Output every line of the material exactly, omitting images.

··· Supplied records

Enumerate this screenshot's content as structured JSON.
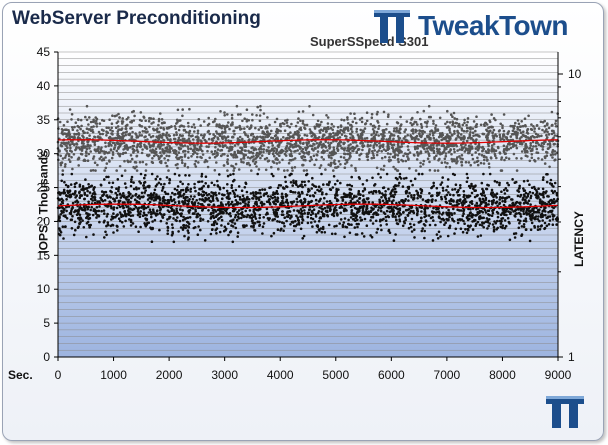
{
  "header": {
    "title": "WebServer Preconditioning",
    "subtitle": "SuperSSpeed S301",
    "brand": "TweakTown"
  },
  "chart_data": {
    "type": "scatter",
    "title": "WebServer Preconditioning",
    "subtitle": "SuperSSpeed S301",
    "xlabel": "Sec.",
    "ylabel": "IOPS - Thousands",
    "y2label": "LATENCY",
    "xlim": [
      0,
      9000
    ],
    "ylim": [
      0,
      45
    ],
    "y2_scale": "log",
    "y2_ticks": [
      "1",
      "10"
    ],
    "x_ticks": [
      0,
      1000,
      2000,
      3000,
      4000,
      5000,
      6000,
      7000,
      8000,
      9000
    ],
    "y_ticks": [
      0,
      5,
      10,
      15,
      20,
      25,
      30,
      35,
      40,
      45
    ],
    "series": [
      {
        "name": "IOPS",
        "color": "#111111",
        "mean": 22.3,
        "spread_min": 17,
        "spread_max": 27,
        "trend_color": "#e00000"
      },
      {
        "name": "Latency",
        "color": "#555555",
        "mean": 31.8,
        "spread_min": 27.5,
        "spread_max": 37,
        "trend_color": "#e00000"
      }
    ]
  },
  "colors": {
    "plot_bg_top": "#ffffff",
    "plot_bg_bottom": "#9db4e0",
    "gridline": "#8a8a8a",
    "brand": "#1c4e8c"
  }
}
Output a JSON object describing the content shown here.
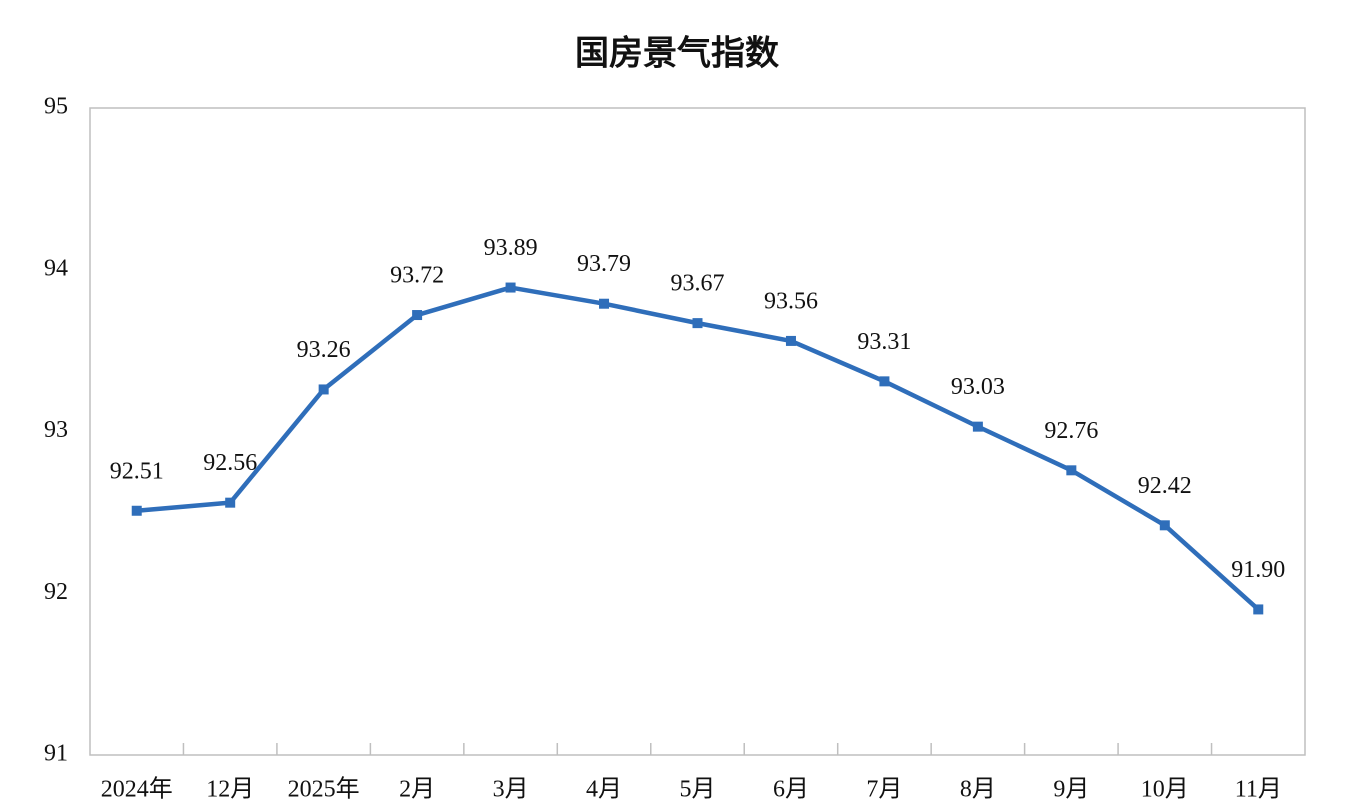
{
  "chart_data": {
    "type": "line",
    "title": "国房景气指数",
    "categories": [
      "2024年",
      "12月",
      "2025年",
      "2月",
      "3月",
      "4月",
      "5月",
      "6月",
      "7月",
      "8月",
      "9月",
      "10月",
      "11月"
    ],
    "series": [
      {
        "name": "国房景气指数",
        "color": "#2f6eba",
        "values": [
          92.51,
          92.56,
          93.26,
          93.72,
          93.89,
          93.79,
          93.67,
          93.56,
          93.31,
          93.03,
          92.76,
          92.42,
          91.9
        ],
        "value_labels": [
          "92.51",
          "92.56",
          "93.26",
          "93.72",
          "93.89",
          "93.79",
          "93.67",
          "93.56",
          "93.31",
          "93.03",
          "92.76",
          "92.42",
          "91.90"
        ]
      }
    ],
    "ylim": [
      91,
      95
    ],
    "yticks": [
      91,
      92,
      93,
      94,
      95
    ],
    "grid": false
  }
}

······

Task result:
Enumerate this screenshot's content as structured JSON.
{
  "header": {
    "title": "WebServer Preconditioning",
    "subtitle": "SuperSSpeed S301",
    "brand": "TweakTown"
  },
  "chart_data": {
    "type": "scatter",
    "title": "WebServer Preconditioning",
    "subtitle": "SuperSSpeed S301",
    "xlabel": "Sec.",
    "ylabel": "IOPS - Thousands",
    "y2label": "LATENCY",
    "xlim": [
      0,
      9000
    ],
    "ylim": [
      0,
      45
    ],
    "y2_scale": "log",
    "y2_ticks": [
      "1",
      "10"
    ],
    "x_ticks": [
      0,
      1000,
      2000,
      3000,
      4000,
      5000,
      6000,
      7000,
      8000,
      9000
    ],
    "y_ticks": [
      0,
      5,
      10,
      15,
      20,
      25,
      30,
      35,
      40,
      45
    ],
    "series": [
      {
        "name": "IOPS",
        "color": "#111111",
        "mean": 22.3,
        "spread_min": 17,
        "spread_max": 27,
        "trend_color": "#e00000"
      },
      {
        "name": "Latency",
        "color": "#555555",
        "mean": 31.8,
        "spread_min": 27.5,
        "spread_max": 37,
        "trend_color": "#e00000"
      }
    ]
  },
  "colors": {
    "plot_bg_top": "#ffffff",
    "plot_bg_bottom": "#9db4e0",
    "gridline": "#8a8a8a",
    "brand": "#1c4e8c"
  }
}
Output a JSON object describing the content shown here.
{
  "chart_data": {
    "type": "line",
    "title": "国房景气指数",
    "categories": [
      "2024年",
      "12月",
      "2025年",
      "2月",
      "3月",
      "4月",
      "5月",
      "6月",
      "7月",
      "8月",
      "9月",
      "10月",
      "11月"
    ],
    "series": [
      {
        "name": "国房景气指数",
        "color": "#2f6eba",
        "values": [
          92.51,
          92.56,
          93.26,
          93.72,
          93.89,
          93.79,
          93.67,
          93.56,
          93.31,
          93.03,
          92.76,
          92.42,
          91.9
        ],
        "value_labels": [
          "92.51",
          "92.56",
          "93.26",
          "93.72",
          "93.89",
          "93.79",
          "93.67",
          "93.56",
          "93.31",
          "93.03",
          "92.76",
          "92.42",
          "91.90"
        ]
      }
    ],
    "ylim": [
      91,
      95
    ],
    "yticks": [
      91,
      92,
      93,
      94,
      95
    ],
    "grid": false
  }
}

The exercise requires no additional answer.